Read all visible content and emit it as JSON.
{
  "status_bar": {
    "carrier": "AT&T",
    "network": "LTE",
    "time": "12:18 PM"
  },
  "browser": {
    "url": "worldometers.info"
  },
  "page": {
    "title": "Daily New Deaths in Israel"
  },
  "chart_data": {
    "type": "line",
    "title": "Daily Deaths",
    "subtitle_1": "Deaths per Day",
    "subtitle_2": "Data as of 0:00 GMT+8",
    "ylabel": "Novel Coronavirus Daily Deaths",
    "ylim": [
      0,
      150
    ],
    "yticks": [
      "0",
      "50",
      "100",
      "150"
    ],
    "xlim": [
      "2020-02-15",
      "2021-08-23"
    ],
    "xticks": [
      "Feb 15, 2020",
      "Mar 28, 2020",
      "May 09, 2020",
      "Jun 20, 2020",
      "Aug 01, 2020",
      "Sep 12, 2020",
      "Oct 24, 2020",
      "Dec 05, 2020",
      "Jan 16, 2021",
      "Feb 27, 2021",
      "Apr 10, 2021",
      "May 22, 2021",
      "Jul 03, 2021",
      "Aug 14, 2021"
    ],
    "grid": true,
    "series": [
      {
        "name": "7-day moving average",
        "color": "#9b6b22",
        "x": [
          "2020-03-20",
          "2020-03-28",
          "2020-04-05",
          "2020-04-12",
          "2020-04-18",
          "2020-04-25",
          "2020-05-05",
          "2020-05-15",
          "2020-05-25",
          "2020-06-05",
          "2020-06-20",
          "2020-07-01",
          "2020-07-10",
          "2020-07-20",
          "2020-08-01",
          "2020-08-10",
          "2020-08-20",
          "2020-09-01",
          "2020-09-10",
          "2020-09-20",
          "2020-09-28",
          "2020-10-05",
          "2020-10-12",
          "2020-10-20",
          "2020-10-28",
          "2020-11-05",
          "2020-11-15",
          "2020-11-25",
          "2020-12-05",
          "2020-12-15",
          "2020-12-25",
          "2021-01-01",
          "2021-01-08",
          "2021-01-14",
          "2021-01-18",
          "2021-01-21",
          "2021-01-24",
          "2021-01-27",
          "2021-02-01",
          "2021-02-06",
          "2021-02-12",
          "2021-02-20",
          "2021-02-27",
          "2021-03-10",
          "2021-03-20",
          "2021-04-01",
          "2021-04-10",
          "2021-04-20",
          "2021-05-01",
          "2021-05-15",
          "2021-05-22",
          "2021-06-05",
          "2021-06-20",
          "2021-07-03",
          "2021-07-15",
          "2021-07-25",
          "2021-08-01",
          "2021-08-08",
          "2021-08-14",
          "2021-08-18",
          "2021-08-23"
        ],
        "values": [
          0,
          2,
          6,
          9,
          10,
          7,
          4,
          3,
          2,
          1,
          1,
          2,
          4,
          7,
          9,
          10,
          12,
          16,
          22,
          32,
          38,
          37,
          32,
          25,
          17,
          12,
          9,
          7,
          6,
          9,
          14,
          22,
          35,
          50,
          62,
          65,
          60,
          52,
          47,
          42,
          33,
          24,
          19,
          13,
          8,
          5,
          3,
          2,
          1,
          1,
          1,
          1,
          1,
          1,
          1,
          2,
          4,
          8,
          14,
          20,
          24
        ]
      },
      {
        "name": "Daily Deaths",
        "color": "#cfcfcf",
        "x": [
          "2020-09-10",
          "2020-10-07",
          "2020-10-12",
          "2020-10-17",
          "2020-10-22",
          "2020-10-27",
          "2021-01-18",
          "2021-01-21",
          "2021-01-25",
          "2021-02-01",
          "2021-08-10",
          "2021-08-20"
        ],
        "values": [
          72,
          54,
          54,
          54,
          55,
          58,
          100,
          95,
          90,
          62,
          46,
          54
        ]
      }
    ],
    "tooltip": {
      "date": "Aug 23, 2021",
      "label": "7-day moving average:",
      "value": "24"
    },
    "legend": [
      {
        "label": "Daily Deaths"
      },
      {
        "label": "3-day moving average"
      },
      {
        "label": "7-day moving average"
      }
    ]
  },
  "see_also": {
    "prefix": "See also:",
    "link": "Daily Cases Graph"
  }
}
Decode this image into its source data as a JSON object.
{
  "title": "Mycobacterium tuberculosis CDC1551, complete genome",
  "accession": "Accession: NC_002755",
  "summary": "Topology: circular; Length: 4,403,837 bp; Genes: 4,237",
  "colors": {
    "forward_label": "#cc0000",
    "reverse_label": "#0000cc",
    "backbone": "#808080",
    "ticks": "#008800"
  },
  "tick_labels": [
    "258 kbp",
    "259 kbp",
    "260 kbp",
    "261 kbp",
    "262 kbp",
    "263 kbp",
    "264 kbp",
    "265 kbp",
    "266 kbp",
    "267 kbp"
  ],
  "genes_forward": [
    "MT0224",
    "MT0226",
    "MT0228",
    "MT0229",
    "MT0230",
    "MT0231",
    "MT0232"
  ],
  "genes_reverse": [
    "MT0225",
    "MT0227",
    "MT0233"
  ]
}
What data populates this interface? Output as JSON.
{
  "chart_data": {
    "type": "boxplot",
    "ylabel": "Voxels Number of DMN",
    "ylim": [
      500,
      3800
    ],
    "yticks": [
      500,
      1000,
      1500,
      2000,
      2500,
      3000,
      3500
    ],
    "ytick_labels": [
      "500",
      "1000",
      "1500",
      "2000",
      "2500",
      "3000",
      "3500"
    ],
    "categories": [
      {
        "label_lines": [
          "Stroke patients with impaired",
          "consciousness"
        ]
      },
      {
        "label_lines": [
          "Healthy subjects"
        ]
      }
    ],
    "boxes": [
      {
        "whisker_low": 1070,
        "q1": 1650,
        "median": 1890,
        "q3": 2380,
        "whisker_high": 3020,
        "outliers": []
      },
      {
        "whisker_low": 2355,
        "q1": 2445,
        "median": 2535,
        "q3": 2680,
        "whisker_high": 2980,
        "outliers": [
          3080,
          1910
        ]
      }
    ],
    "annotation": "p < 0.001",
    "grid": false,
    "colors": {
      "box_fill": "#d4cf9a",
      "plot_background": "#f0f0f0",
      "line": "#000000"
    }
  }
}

#### EXERCISE OBJECTIVE:
Copy every line in the entries above that has the string "ylabel" in it.

#### RESPONSE TO THIS TASK:
    "ylabel": "Novel Coronavirus Daily Deaths",
    "ylabel": "Voxels Number of DMN",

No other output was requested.